Records from a collection of figures:
━━━

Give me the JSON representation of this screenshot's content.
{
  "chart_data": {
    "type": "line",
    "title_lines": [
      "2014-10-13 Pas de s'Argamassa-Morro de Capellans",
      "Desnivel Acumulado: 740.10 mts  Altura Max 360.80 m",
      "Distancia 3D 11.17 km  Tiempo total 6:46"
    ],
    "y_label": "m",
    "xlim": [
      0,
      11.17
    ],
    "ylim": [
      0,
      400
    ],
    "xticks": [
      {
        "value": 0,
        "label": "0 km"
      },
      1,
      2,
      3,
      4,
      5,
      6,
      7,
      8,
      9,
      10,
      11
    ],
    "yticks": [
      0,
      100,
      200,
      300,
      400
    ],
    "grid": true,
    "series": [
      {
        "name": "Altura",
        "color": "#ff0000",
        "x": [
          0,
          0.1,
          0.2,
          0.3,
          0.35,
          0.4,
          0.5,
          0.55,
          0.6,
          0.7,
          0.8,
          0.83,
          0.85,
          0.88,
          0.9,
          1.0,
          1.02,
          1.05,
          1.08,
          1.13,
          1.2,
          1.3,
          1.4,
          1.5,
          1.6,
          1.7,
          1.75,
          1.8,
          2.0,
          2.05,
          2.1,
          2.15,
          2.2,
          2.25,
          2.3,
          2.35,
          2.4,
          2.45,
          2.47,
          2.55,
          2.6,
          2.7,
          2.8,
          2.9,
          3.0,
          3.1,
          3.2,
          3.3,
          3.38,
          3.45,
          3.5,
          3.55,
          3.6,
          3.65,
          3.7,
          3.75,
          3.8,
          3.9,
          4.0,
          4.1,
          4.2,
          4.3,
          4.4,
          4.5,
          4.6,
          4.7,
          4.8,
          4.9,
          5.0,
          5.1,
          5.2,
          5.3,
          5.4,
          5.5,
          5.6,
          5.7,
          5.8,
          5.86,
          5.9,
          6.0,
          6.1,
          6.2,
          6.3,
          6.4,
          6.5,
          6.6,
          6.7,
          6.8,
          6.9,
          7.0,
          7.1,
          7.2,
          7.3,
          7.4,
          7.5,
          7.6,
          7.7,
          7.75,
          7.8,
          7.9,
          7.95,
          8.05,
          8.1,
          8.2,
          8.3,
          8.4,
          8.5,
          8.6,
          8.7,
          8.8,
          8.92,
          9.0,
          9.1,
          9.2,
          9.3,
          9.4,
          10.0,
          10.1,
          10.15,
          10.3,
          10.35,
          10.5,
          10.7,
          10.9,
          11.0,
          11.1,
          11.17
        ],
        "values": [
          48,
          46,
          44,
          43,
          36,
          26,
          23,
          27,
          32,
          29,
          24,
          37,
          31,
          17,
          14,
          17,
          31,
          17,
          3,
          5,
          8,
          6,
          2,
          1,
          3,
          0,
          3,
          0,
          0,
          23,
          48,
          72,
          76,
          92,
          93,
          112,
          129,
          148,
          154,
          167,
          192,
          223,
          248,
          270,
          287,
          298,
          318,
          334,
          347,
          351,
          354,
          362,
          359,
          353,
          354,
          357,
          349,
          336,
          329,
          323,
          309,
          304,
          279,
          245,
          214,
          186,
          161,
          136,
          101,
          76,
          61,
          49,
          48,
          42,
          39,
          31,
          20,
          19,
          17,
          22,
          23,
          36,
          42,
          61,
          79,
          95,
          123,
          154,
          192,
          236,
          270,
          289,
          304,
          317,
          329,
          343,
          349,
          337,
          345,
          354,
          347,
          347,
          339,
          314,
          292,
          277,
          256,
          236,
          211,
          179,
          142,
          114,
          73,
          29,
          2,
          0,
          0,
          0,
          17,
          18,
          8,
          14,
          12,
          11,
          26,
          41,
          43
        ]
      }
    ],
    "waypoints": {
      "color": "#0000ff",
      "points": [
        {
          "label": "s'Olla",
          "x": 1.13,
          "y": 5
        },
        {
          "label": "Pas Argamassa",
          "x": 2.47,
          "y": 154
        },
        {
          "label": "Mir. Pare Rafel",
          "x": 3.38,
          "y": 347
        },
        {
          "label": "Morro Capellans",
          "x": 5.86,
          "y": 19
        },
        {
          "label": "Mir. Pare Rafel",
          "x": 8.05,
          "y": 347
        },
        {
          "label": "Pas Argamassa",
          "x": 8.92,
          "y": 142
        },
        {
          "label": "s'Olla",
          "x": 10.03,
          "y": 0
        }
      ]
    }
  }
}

━━━

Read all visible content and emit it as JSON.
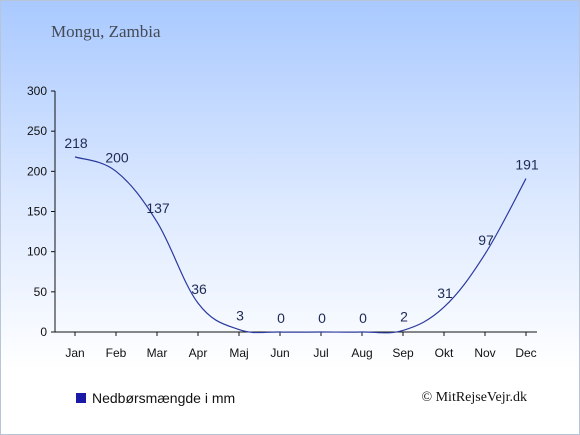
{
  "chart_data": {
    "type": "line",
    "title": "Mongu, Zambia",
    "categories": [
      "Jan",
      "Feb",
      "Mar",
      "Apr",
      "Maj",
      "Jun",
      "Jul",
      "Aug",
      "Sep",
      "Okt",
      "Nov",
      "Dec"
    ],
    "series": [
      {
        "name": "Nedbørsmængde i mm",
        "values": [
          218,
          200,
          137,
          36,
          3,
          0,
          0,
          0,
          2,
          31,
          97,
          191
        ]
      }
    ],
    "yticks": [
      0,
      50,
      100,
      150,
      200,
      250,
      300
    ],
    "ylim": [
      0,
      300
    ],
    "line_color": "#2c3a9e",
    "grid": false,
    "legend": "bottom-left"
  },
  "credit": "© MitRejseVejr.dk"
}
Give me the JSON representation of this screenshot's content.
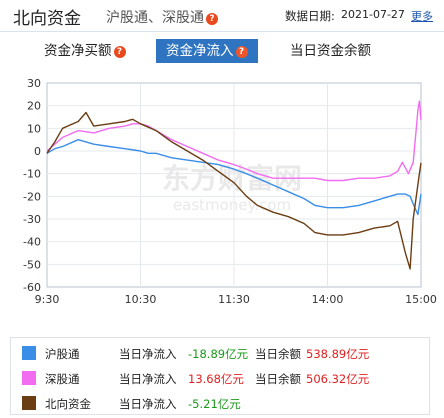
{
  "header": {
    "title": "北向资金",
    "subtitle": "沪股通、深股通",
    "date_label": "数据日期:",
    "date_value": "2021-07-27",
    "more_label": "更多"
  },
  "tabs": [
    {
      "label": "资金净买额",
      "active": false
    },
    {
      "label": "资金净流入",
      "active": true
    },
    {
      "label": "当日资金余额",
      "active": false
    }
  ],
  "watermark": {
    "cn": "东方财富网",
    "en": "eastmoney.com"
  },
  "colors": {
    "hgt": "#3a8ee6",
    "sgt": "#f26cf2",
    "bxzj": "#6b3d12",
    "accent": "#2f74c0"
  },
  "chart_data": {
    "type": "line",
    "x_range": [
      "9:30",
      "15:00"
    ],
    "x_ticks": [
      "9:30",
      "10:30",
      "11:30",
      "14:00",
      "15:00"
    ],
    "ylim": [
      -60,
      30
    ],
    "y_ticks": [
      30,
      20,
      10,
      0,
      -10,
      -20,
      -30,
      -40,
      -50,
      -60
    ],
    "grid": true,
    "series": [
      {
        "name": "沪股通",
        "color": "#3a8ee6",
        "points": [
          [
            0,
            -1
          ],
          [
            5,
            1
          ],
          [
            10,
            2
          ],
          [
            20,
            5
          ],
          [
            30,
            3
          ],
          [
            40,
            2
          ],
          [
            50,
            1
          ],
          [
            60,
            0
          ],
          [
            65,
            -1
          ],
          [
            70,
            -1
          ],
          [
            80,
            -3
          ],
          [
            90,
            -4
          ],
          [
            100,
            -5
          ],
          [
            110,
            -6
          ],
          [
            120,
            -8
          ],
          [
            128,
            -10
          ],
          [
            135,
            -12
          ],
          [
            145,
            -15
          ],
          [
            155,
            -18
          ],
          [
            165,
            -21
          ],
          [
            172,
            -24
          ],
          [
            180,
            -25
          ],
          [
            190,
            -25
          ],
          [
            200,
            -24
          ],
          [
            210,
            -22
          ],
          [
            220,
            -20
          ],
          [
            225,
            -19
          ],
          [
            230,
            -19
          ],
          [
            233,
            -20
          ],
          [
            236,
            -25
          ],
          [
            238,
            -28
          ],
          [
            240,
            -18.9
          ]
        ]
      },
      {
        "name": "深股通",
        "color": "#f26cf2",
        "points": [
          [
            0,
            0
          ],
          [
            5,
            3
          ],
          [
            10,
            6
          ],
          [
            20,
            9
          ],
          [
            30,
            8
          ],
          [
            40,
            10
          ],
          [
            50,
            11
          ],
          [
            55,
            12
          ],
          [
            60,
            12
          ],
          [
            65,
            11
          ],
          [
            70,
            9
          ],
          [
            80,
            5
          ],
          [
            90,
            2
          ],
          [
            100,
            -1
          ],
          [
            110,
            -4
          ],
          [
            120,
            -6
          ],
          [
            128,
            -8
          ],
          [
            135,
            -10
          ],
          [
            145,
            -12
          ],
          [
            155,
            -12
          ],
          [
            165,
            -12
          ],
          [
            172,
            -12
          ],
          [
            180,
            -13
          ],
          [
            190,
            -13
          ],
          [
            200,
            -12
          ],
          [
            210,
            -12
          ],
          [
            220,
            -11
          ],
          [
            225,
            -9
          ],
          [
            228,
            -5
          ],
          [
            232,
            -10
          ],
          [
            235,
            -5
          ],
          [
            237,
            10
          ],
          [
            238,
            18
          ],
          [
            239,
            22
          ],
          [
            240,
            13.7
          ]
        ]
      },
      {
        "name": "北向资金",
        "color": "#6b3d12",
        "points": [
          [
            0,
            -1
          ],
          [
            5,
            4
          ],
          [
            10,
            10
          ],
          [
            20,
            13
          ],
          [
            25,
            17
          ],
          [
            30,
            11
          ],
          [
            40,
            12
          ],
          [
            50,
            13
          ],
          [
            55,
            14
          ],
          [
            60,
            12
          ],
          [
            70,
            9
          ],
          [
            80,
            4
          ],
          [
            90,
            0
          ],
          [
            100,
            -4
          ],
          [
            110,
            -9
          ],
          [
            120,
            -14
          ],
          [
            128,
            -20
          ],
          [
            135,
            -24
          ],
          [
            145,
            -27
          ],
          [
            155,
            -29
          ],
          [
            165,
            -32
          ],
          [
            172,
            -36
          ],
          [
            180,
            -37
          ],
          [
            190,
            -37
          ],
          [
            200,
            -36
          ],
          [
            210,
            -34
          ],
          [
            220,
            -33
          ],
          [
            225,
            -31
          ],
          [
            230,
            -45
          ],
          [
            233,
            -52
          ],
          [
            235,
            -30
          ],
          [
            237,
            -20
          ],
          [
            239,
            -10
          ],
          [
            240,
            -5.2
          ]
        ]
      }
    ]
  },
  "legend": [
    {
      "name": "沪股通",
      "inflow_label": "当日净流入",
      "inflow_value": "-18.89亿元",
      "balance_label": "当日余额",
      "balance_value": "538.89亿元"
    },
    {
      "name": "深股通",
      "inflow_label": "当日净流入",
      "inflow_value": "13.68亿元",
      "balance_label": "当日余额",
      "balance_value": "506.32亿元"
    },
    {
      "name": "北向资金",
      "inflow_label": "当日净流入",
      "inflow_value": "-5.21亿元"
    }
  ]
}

━━━

▸ Description of the task
Gather, from the listing above, every line carrying the word "Altura".

▸ Answer
      "Desnivel Acumulado: 740.10 mts  Altura Max 360.80 m",
        "name": "Altura",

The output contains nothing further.